WHAT THE TASK ASKS:
Find each line containing the string "description". Copy it.

───

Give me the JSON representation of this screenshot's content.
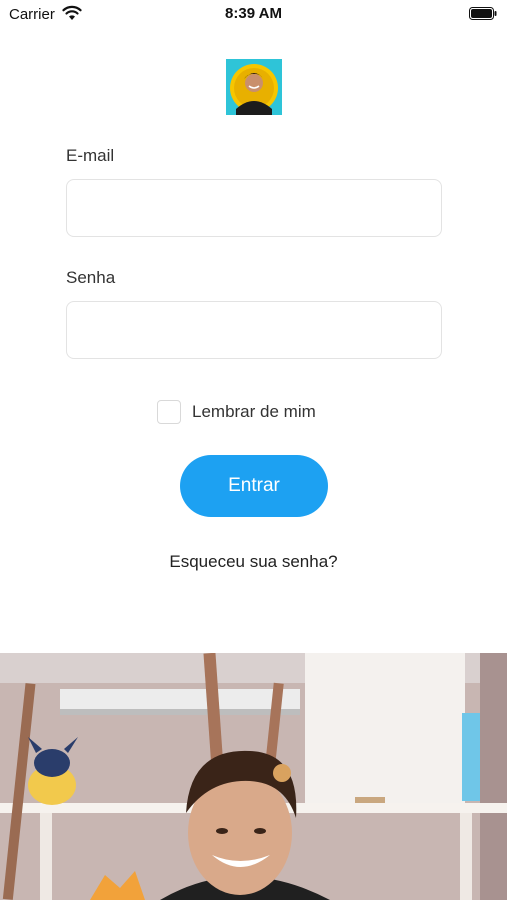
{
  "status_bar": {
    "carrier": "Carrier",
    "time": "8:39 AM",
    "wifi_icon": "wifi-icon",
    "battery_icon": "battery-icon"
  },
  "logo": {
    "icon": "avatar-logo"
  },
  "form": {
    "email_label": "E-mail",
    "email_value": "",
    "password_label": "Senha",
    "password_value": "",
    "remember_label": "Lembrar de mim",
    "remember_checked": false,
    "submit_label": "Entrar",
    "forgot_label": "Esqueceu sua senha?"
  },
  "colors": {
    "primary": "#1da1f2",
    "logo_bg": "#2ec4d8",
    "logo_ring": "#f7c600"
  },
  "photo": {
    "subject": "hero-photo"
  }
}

───

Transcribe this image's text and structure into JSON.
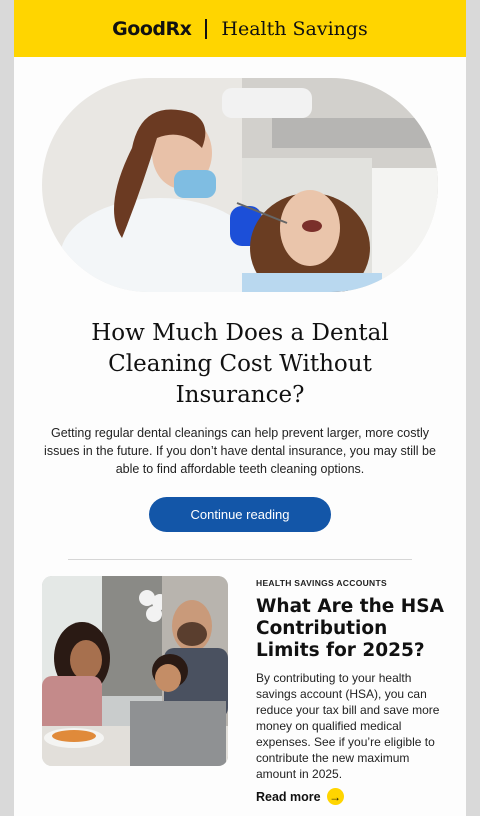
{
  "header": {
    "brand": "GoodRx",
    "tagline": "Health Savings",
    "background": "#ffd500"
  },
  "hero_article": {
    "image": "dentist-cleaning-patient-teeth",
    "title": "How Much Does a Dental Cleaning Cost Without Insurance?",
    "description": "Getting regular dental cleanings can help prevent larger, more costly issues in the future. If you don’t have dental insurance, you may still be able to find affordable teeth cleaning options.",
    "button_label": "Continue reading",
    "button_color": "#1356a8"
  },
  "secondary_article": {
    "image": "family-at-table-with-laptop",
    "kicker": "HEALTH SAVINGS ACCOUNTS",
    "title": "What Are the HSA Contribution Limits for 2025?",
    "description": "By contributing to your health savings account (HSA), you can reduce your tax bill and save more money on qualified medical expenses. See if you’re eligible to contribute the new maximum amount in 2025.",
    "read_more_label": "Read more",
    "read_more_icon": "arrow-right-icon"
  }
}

───

TASK RESULT:
    "description": "Getting regular dental cleanings can help prevent larger, more costly issues in the future. If you don’t have dental insurance, you may still be able to find affordable teeth cleaning options.",
    "description": "By contributing to your health savings account (HSA), you can reduce your tax bill and save more money on qualified medical expenses. See if you’re eligible to contribute the new maximum amount in 2025.",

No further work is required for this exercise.